- _Lijst met opdrachten_:
**1)** Geef uit het stuk over het Belgische mensenrechteninstituut letterlijk het deel terug vanaf "Al vele jaren" tot en met "wagen rolt niet.".
**2)** Zet het stuk over het Belgische mensenrechteninstituut voort vanaf de laatste zin die er staat.

- _Geselecteerde passage_:
* * *

Vrije Tribune

Waar blijft het Belgische mensenrechteninstituut uit het regeerakkoord?

Vrije Tribune Hier geven we een forum aan organisaties, columnisten en gastbloggers

Bruno Tuybens (SP.A) en Gauthier de Beco (KUL) willen dat de regering Di Rupo deze legislatuur nog werk maken van de oprichting van een Belgisch mensenrechteninstituut, zoals beloofd in het regeerakkoord.

Al vele jaren dringen middenveldorganisaties terecht erop aan dat we ook in ons land een onafhankelijk mensenrechteninstituut zouden oprichten, zoals al onze buurlanden ons voordeden. Zowel de toezichtcomités op de naleving van de internationale mensenrechtenverdragen als de VN-Mensenrechtenraad roepen ons op dit spoedig te doen. De oprichting ervan haalde het regeerakkoord van Verhofstadt II (2003) en van de huidige regering (2011), maar de wagen rolt niet.

Zo’n mensenrechteninstituut is nochtans erg nodig. Er bestaat vandaag geen publieke instantie die nagaat of de huidige en toekomstige wetgeving conform is met de arresten van het Europees Hof voor de Rechten van de Mens en met internationale mensenrechtenverdragen. Niemand licht vandaag de regering in over de mensenrechtendimensie van dringende en belangrijke maatschappelijke kwesties, zoals de overbevolking in de gevangenissen, de uiting van extreme opvattingen, maar ook over de gevolgen van de economische crisis en de grote werkloosheid op de rechten van de mens. Er bestaat daarenboven geen overlegplatform tussen de politieke instanties en het maatschappelijk middenveld om deze kwesties te bespreken. Het ontbreken van een publieke mensenrechteninstantie betekent een aanzienlijke leemte.

We hoeven het warm water ook niet uit te vinden. Het statuut van dergelijke nationale instituten is geregeld door de zogenaamde Principes van Parijs. Deze werden bekrachtigd door de VN en bepalen de samenstelling, bevoegdheden en functies van deze instituten. Er zijn zo verschillende modellen. Het kan gaan over brede organen samengesteld uit vertegenwoordigers van NGO’s en andere organisaties van het maatschappelijk middenveld, deskundigen en vertegenwoordigers van de ministeries (zoals in Frankrijk en Luxemburg). Er zijn ook commissies met een beperkt aantal die in eigen naam zetelen (zoals in het Verenigd Koninkrijk en Nederland). Er zijn, ten slotte, instituten die zich voornamelijk concentreren op onderzoek over mensenrechten (zoals in Duitstand en Denemarken). We hebben dus een brede waaier van mogelijkheden en kunnen, in functie van onze staatsstructuur en noden, deze modellen aanpassen of vermengen.

* * *

- _Aangeleverde gegevens_:
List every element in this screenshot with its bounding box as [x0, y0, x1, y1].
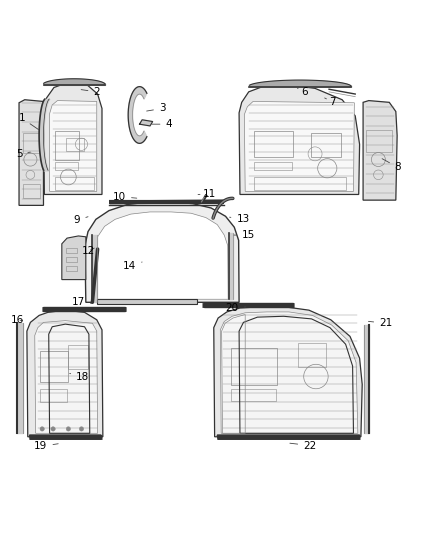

* * *

- _Antwoorden op opdrachten_:
**1)**
Al vele jaren dringen middenveldorganisaties terecht erop aan dat we ook in ons land een onafhankelijk mensenrechteninstituut zouden oprichten, zoals al onze buurlanden ons voordeden. Zowel de toezichtcomités op de naleving van de internationale mensenrechtenverdragen als de VN-Mensenrechtenraad roepen ons op dit spoedig te doen. De oprichting ervan haalde het regeerakkoord van Verhofstadt II (2003) en van de huidige regering (2011), maar de wagen rolt niet.

**2)**
In het federaal regeerakkoord van 1 december 2011 staat te lezen: ‘Om onze internationale verbintenissen na te leven moet er, in overleg met de Gemeenschappen en de Gewesten, een nationale mensenrechtencommissie worden opgericht. Zij zal met de bestaande instellingen rekening houden.’ In de op 23 juli 2012 door het Overlegcomité goedgekeurde principesnota in het kader van het interfederaal Centrum voor Gelijke Kansen en Bestrijding van Discriminatie en Racisme, kreeg een voorbereidende werkgroep de opdracht tegen juni 2013 een ‘ontwerp van samenwerkingsakkoord houdende de oprichting van een interfederale koepelinstituut voor de mensenrechten uit te werken’, waarbij ‘rekening gehouden zal worden met andere bestaande instellingen, op federaal en deelstatelijk niveau, die reeds een mensenrechtenmandaat uitoefenen’.

Het is erg betreurenswaardig dat deze werkgroep vandaag nog niets heeft opgeleverd en de facto niet langer samenkomt.

Nochtans wordt het eigen mensenrechtenbeleid elke dag belangrijker. Niet alleen voor ons land. Door de zeer open procedure van de relevante VN-instellingen lezen alle landen mee waarvoor België op de vingers wordt getikt, waardoor bv. de Russen terechte kritische opmerkingen over hun mensenrechtenbeleid onmiddellijk pareren met de voorlezing van de aanbevelingen aan het adres van ons land. Het feit dat ons land nog niet beschikt over een mensenrechteninstituut conform met de Principes van Parijs is een dankbaar element om over te gaan tot de orde van de dag.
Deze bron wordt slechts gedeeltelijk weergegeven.